Task description> Write out every entry word for word.

* * * * * * *

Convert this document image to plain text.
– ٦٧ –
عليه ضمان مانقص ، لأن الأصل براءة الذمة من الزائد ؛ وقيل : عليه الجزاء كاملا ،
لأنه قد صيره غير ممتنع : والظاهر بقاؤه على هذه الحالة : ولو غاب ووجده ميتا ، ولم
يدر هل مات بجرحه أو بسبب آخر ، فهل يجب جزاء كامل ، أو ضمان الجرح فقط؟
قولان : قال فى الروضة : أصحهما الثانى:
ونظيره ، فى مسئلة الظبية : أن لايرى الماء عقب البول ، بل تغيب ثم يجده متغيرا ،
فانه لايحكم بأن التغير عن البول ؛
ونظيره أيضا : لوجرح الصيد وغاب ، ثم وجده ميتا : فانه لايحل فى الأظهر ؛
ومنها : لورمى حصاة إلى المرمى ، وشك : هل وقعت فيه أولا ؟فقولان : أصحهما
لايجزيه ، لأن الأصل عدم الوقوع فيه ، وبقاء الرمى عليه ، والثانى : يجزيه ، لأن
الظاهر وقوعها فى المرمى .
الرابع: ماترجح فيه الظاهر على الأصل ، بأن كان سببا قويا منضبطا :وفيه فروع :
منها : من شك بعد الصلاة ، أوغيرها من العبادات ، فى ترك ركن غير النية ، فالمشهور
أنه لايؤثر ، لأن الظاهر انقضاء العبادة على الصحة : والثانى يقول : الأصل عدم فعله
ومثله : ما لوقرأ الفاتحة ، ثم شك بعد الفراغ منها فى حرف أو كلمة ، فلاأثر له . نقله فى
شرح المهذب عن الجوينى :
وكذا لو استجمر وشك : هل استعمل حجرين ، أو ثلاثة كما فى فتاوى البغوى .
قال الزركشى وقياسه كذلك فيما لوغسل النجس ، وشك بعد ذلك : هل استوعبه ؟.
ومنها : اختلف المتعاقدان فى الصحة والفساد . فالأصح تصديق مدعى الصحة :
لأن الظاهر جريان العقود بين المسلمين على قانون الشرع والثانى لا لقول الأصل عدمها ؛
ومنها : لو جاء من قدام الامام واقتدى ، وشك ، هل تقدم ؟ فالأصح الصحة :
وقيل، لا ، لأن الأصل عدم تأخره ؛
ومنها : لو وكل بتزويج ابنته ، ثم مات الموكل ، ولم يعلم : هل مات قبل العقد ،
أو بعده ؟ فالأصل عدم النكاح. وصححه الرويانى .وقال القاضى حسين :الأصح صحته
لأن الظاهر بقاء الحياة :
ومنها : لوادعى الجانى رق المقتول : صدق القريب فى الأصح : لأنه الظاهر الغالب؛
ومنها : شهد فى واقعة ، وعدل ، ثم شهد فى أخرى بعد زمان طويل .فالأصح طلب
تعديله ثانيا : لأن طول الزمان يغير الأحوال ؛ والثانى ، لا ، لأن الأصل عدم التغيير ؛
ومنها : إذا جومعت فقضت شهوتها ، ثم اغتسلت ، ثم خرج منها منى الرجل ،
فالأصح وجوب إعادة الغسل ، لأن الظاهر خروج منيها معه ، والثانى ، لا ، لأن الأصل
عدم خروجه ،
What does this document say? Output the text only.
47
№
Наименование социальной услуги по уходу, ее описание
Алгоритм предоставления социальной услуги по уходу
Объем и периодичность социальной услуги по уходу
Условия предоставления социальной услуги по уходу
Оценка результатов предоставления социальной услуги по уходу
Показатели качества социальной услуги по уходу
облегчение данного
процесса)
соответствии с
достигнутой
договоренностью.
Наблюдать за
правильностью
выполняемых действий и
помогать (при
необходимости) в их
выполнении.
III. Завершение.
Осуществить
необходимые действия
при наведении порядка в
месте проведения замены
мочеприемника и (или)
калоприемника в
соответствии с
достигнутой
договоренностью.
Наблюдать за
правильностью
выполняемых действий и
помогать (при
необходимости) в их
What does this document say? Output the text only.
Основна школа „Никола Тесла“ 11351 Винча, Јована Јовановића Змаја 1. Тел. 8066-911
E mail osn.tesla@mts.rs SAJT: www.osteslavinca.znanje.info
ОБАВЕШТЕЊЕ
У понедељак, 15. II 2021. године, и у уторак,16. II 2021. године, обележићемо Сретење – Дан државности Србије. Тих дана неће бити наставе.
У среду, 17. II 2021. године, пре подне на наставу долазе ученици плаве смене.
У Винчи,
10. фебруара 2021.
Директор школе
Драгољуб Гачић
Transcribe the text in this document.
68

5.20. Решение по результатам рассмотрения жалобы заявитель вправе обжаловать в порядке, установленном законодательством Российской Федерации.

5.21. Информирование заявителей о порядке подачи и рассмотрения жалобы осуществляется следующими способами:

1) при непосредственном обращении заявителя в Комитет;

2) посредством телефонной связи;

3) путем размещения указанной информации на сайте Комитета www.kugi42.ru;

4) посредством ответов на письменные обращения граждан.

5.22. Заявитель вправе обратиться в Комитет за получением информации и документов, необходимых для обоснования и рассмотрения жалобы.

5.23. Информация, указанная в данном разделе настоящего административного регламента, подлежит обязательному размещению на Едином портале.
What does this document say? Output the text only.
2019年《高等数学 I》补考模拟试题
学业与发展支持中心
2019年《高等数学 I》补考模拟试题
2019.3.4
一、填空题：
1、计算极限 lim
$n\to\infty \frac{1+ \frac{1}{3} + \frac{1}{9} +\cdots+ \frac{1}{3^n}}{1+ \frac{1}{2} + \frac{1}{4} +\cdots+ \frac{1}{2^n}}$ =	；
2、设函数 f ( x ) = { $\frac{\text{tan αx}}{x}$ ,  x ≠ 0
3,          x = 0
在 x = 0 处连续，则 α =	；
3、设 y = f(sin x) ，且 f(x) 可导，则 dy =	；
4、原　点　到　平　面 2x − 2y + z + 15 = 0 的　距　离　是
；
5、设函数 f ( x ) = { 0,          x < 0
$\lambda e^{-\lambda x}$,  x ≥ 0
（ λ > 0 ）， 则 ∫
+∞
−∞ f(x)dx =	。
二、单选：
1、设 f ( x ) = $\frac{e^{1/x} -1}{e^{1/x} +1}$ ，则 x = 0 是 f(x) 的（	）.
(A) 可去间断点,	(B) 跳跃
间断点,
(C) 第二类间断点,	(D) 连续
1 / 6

* * * * * * *

Final answer>
Convert this document image to plain text.
– ٦٧ –
عليه ضمان مانقص ، لأن الأصل براءة الذمة من الزائد ؛ وقيل : عليه الجزاء كاملا ،
لأنه قد صيره غير ممتنع : والظاهر بقاؤه على هذه الحالة : ولو غاب ووجده ميتا ، ولم
يدر هل مات بجرحه أو بسبب آخر ، فهل يجب جزاء كامل ، أو ضمان الجرح فقط؟
قولان : قال فى الروضة : أصحهما الثانى:
ونظيره ، فى مسئلة الظبية : أن لايرى الماء عقب البول ، بل تغيب ثم يجده متغيرا ،
فانه لايحكم بأن التغير عن البول ؛
ونظيره أيضا : لوجرح الصيد وغاب ، ثم وجده ميتا : فانه لايحل فى الأظهر ؛
ومنها : لورمى حصاة إلى المرمى ، وشك : هل وقعت فيه أولا ؟فقولان : أصحهما
لايجزيه ، لأن الأصل عدم الوقوع فيه ، وبقاء الرمى عليه ، والثانى : يجزيه ، لأن
الظاهر وقوعها فى المرمى .
الرابع: ماترجح فيه الظاهر على الأصل ، بأن كان سببا قويا منضبطا :وفيه فروع :
منها : من شك بعد الصلاة ، أوغيرها من العبادات ، فى ترك ركن غير النية ، فالمشهور
أنه لايؤثر ، لأن الظاهر انقضاء العبادة على الصحة : والثانى يقول : الأصل عدم فعله
ومثله : ما لوقرأ الفاتحة ، ثم شك بعد الفراغ منها فى حرف أو كلمة ، فلاأثر له . نقله فى
شرح المهذب عن الجوينى :
وكذا لو استجمر وشك : هل استعمل حجرين ، أو ثلاثة كما فى فتاوى البغوى .
قال الزركشى وقياسه كذلك فيما لوغسل النجس ، وشك بعد ذلك : هل استوعبه ؟.
ومنها : اختلف المتعاقدان فى الصحة والفساد . فالأصح تصديق مدعى الصحة :
لأن الظاهر جريان العقود بين المسلمين على قانون الشرع والثانى لا لقول الأصل عدمها ؛
ومنها : لو جاء من قدام الامام واقتدى ، وشك ، هل تقدم ؟ فالأصح الصحة :
وقيل، لا ، لأن الأصل عدم تأخره ؛
ومنها : لو وكل بتزويج ابنته ، ثم مات الموكل ، ولم يعلم : هل مات قبل العقد ،
أو بعده ؟ فالأصل عدم النكاح. وصححه الرويانى .وقال القاضى حسين :الأصح صحته
لأن الظاهر بقاء الحياة :
ومنها : لوادعى الجانى رق المقتول : صدق القريب فى الأصح : لأنه الظاهر الغالب؛
ومنها : شهد فى واقعة ، وعدل ، ثم شهد فى أخرى بعد زمان طويل .فالأصح طلب
تعديله ثانيا : لأن طول الزمان يغير الأحوال ؛ والثانى ، لا ، لأن الأصل عدم التغيير ؛
ومنها : إذا جومعت فقضت شهوتها ، ثم اغتسلت ، ثم خرج منها منى الرجل ،
فالأصح وجوب إعادة الغسل ، لأن الظاهر خروج منيها معه ، والثانى ، لا ، لأن الأصل
عدم خروجه ،
What does this document say? Output the text only.
47
№
Наименование социальной услуги по уходу, ее описание
Алгоритм предоставления социальной услуги по уходу
Объем и периодичность социальной услуги по уходу
Условия предоставления социальной услуги по уходу
Оценка результатов предоставления социальной услуги по уходу
Показатели качества социальной услуги по уходу
облегчение данного
процесса)
соответствии с
достигнутой
договоренностью.
Наблюдать за
правильностью
выполняемых действий и
помогать (при
необходимости) в их
выполнении.
III. Завершение.
Осуществить
необходимые действия
при наведении порядка в
месте проведения замены
мочеприемника и (или)
калоприемника в
соответствии с
достигнутой
договоренностью.
Наблюдать за
правильностью
выполняемых действий и
помогать (при
необходимости) в их
What does this document say? Output the text only.
Основна школа „Никола Тесла“ 11351 Винча, Јована Јовановића Змаја 1. Тел. 8066-911
E mail osn.tesla@mts.rs SAJT: www.osteslavinca.znanje.info
ОБАВЕШТЕЊЕ
У понедељак, 15. II 2021. године, и у уторак,16. II 2021. године, обележићемо Сретење – Дан државности Србије. Тих дана неће бити наставе.
У среду, 17. II 2021. године, пре подне на наставу долазе ученици плаве смене.
У Винчи,
10. фебруара 2021.
Директор школе
Драгољуб Гачић
Transcribe the text in this document.
68

5.20. Решение по результатам рассмотрения жалобы заявитель вправе обжаловать в порядке, установленном законодательством Российской Федерации.

5.21. Информирование заявителей о порядке подачи и рассмотрения жалобы осуществляется следующими способами:

1) при непосредственном обращении заявителя в Комитет;

2) посредством телефонной связи;

3) путем размещения указанной информации на сайте Комитета www.kugi42.ru;

4) посредством ответов на письменные обращения граждан.

5.22. Заявитель вправе обратиться в Комитет за получением информации и документов, необходимых для обоснования и рассмотрения жалобы.

5.23. Информация, указанная в данном разделе настоящего административного регламента, подлежит обязательному размещению на Едином портале.
What does this document say? Output the text only.
2019年《高等数学 I》补考模拟试题
学业与发展支持中心
2019年《高等数学 I》补考模拟试题
2019.3.4
一、填空题：
1、计算极限 lim
$n\to\infty \frac{1+ \frac{1}{3} + \frac{1}{9} +\cdots+ \frac{1}{3^n}}{1+ \frac{1}{2} + \frac{1}{4} +\cdots+ \frac{1}{2^n}}$ =	；
2、设函数 f ( x ) = { $\frac{\text{tan αx}}{x}$ ,  x ≠ 0
3,          x = 0
在 x = 0 处连续，则 α =	；
3、设 y = f(sin x) ，且 f(x) 可导，则 dy =	；
4、原　点　到　平　面 2x − 2y + z + 15 = 0 的　距　离　是
；
5、设函数 f ( x ) = { 0,          x < 0
$\lambda e^{-\lambda x}$,  x ≥ 0
（ λ > 0 ）， 则 ∫
+∞
−∞ f(x)dx =	。
二、单选：
1、设 f ( x ) = $\frac{e^{1/x} -1}{e^{1/x} +1}$ ，则 x = 0 是 f(x) 的（	）.
(A) 可去间断点,	(B) 跳跃
间断点,
(C) 第二类间断点,	(D) 连续
1 / 6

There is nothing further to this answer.